### Provided data
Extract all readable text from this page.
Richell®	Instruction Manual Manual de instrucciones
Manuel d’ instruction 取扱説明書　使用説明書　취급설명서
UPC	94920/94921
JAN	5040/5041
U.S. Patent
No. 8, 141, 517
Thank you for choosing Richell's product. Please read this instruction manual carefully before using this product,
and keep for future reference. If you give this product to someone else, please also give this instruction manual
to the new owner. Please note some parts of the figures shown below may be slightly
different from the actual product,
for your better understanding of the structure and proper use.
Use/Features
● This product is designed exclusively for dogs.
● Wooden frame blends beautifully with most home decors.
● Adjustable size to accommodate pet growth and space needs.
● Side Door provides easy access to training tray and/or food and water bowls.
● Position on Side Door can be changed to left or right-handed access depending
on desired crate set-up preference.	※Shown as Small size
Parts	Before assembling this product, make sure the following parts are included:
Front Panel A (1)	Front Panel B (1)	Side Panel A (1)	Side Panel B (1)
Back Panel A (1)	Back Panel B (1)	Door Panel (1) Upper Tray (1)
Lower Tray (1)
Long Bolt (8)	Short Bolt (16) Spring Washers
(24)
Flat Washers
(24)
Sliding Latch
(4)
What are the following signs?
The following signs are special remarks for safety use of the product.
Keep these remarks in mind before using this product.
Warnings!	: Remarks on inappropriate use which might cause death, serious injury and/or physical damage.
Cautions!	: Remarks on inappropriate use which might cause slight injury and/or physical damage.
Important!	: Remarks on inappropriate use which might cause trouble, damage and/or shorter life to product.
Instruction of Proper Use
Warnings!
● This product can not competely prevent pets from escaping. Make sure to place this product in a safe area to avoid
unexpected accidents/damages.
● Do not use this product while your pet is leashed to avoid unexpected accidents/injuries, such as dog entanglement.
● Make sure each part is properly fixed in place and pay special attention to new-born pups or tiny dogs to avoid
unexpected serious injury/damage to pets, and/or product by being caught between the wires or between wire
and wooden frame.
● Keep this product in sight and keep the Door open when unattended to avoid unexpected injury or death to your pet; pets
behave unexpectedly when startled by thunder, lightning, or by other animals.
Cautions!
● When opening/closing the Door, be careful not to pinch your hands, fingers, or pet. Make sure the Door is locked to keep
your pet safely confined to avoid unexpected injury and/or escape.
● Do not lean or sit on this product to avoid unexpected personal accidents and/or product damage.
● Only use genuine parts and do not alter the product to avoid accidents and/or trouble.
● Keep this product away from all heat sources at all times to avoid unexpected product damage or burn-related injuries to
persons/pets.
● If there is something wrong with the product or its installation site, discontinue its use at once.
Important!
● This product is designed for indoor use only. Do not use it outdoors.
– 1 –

==

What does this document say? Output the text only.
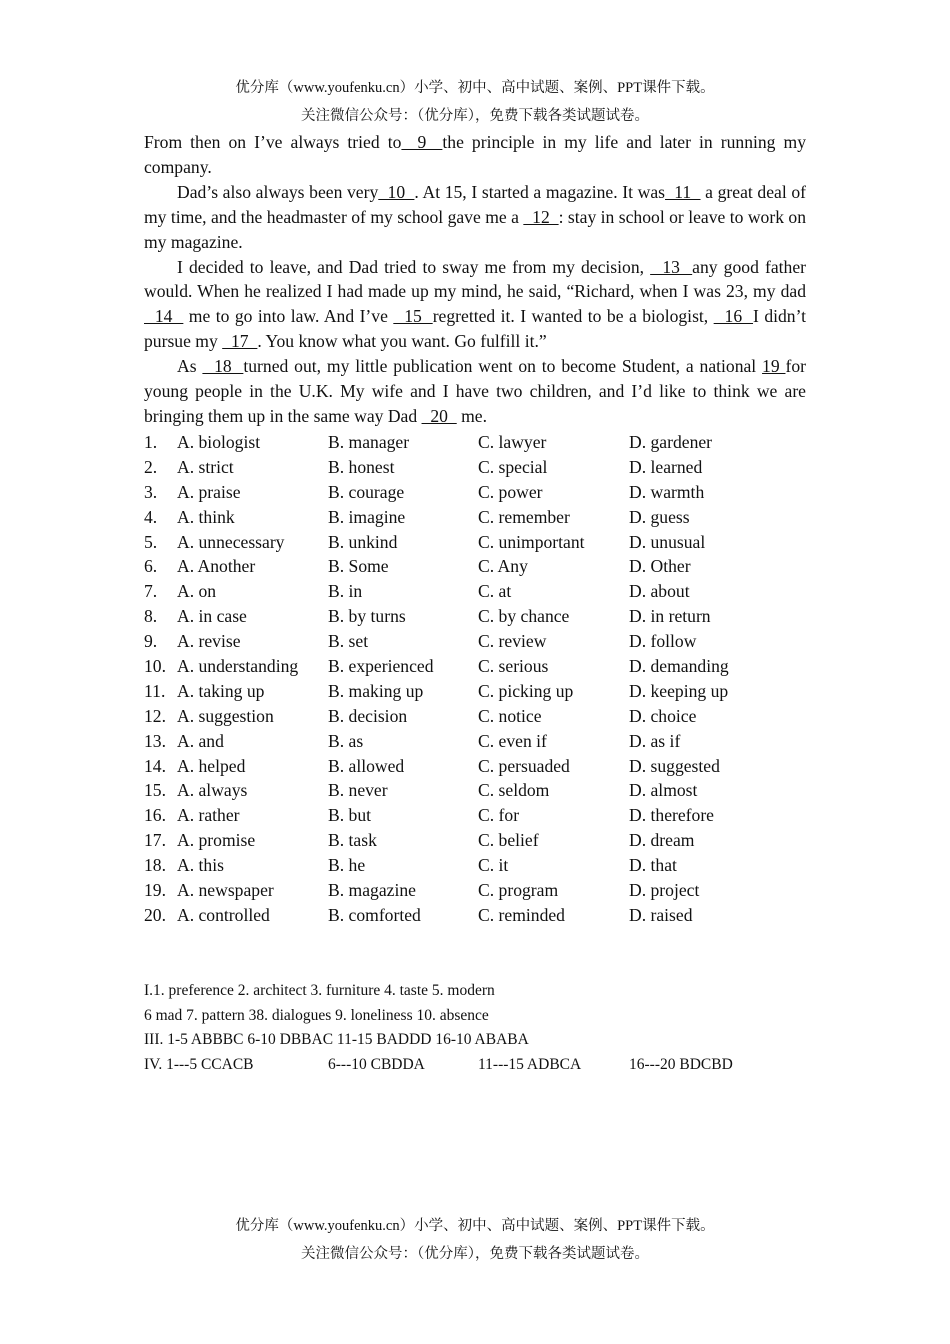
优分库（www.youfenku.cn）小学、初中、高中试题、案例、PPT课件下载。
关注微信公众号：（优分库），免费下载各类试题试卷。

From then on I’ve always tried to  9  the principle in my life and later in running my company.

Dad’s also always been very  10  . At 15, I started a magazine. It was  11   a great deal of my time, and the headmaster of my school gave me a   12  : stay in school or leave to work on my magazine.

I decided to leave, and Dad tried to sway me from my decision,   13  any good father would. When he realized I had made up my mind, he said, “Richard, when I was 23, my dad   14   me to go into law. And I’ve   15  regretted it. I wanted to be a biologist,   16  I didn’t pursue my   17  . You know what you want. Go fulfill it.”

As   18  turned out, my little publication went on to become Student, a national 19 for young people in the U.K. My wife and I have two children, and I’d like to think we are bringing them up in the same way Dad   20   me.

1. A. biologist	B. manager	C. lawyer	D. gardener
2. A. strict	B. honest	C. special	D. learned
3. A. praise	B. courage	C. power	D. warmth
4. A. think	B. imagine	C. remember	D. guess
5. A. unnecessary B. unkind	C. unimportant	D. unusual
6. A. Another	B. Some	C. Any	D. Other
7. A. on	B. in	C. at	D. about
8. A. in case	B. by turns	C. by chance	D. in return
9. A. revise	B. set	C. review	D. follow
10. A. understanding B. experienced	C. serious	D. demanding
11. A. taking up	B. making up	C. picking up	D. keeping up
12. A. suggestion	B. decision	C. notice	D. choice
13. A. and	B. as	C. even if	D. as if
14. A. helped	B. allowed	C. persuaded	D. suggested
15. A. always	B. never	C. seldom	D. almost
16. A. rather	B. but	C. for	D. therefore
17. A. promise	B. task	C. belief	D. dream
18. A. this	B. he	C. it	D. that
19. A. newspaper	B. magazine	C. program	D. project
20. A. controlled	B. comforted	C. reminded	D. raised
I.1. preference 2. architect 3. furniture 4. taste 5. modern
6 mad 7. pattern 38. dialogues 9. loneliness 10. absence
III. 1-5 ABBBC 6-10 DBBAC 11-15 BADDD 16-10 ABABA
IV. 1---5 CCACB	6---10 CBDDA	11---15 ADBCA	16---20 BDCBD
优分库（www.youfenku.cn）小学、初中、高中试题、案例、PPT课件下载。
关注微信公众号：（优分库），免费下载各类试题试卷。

### Task directions
Tally how many lines in the material above hold the word "text". Write only that number.

### Final result
2